Esercizio A:
Nel testo sul libro Spazio cantiere, in quale quartiere di Roma è nato il laboratorio di cui parla il volume?
Esercizio B:
Scrivi il seguito del testo sul libro Spazio cantiere, cominciando subito dopo la sua ultima frase.

Brano di testo:
Spazio cantiere. Un laboratorio sperimentale a Tor Bella Monaca
di Carlo Cellamare e Francesco Montillo Bordeaux edizioni, 2025 Spazio Cantiere è il racconto corale di un laboratorio di quartiere nato nel cuore dell’R5 di via dell’Archeologia di Tor Bella Monaca a Roma, epicentro delle difficoltà ma anche delle energie più vitali della città. Un luogo di incontro tra abitanti, associazioni, istituzioni e università, dove si sperimentano nuove forme di rigenerazione urbana e sociale. Attraverso i contributi di studiosi, attivisti e operatori, il volume documenta percorsi di co-programmazione, pratiche di animazione territoriale e processi di sviluppo locale integrale, mettendo in luce come, proprio nelle periferie considerate “difficili”, possano germogliare esperienze di innovazione sociale e culturale (scheda editoriale).

[Record di una raccolta]
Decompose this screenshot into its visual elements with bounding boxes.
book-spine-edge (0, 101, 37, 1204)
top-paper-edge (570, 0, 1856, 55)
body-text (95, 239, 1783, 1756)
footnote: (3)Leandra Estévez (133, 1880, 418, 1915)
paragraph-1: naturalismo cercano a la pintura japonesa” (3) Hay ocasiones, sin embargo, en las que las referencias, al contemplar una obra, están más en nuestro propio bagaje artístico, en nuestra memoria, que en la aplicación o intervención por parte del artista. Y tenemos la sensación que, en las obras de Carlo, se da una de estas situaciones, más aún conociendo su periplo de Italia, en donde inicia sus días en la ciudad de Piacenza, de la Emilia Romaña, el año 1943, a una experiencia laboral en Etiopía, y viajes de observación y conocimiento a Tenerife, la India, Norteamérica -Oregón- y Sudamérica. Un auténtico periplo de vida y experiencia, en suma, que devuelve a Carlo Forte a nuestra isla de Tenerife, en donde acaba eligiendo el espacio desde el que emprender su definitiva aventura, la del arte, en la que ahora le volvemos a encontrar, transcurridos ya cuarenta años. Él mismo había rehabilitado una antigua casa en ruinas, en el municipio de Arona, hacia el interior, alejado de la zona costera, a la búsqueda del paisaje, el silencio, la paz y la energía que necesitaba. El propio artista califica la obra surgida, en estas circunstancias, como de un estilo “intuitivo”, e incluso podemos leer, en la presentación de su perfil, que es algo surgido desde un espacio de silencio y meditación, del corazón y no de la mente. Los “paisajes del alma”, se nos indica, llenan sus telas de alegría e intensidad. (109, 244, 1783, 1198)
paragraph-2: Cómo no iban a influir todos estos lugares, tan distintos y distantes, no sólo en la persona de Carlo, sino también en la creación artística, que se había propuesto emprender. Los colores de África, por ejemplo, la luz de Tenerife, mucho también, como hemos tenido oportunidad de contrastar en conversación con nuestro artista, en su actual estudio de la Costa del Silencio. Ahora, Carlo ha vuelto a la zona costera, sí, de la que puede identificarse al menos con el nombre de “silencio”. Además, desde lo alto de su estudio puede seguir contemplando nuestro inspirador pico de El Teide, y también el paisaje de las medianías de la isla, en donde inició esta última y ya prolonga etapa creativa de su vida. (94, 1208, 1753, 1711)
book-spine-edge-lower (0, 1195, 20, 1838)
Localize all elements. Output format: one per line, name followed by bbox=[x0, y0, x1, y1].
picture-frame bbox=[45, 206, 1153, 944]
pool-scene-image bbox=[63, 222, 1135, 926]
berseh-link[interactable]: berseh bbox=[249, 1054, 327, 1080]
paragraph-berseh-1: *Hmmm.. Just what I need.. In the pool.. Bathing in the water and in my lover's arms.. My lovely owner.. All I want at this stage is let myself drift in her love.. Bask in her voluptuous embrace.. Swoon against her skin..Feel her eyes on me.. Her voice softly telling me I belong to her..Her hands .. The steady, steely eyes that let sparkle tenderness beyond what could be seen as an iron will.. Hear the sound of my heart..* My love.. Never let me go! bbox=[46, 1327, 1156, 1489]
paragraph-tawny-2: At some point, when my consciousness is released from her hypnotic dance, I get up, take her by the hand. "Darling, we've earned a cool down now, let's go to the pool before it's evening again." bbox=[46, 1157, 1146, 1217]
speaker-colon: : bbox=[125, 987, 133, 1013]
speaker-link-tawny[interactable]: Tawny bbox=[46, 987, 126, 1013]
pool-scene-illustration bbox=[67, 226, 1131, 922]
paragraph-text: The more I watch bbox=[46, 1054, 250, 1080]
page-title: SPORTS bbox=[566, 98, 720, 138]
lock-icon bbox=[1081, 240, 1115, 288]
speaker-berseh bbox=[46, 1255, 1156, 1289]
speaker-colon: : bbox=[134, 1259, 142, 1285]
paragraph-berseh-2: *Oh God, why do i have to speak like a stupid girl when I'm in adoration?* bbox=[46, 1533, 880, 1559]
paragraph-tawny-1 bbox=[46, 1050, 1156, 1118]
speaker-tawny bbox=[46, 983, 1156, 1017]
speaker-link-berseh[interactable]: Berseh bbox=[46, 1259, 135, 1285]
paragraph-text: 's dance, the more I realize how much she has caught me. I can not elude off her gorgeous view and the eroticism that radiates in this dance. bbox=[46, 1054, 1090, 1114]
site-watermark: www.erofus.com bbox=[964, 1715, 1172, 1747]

La tua risposta A:
A Tor Bella Monaca, nel cuore dell'R5 di via dell'Archeologia.

La tua risposta B:
Roma anni zero. Cronache da un municipio ribelle
di Sandro Medici Momo, 2025 Nel primo decennio del secolo c’è stato a Roma un Municipio che ha imperversato con le sue spericolate iniziative politiche, tra lotte, conflitti e slanci appassionati. Ha requisito interi palazzi per metterci dentro centinaia di famiglie senza casa. Ha per primo in Italia autorizzato le unioni civili e raccolto migliaia di testamenti biologici. Ha impedito speculazioni immobiliari e cementificazioni selvagge. Ha recuperato la memoria antifascista del rastrellamento del Quadraro. Ha liberato il Parco degli Acquedotti da abusivismi e spacciatori. Ha disseminato il territorio di concerti, festival teatrali e arene cinematografiche. Ha riconvertito per utilizzi sociali decine di immobili abbandonati. Ha trasformato le occupazioni abitative in case d’accoglienza per sfrattati. Ha promosso cooperative di lavoro e realizzato progetti per disabili e sventurati vari. Ha aperto ambulatori popolari, servizi sociali autogestiti, biblioteche e centri culturali. Un’esperienza unica nel panorama romano, forse irripetibile (scheda editoriale).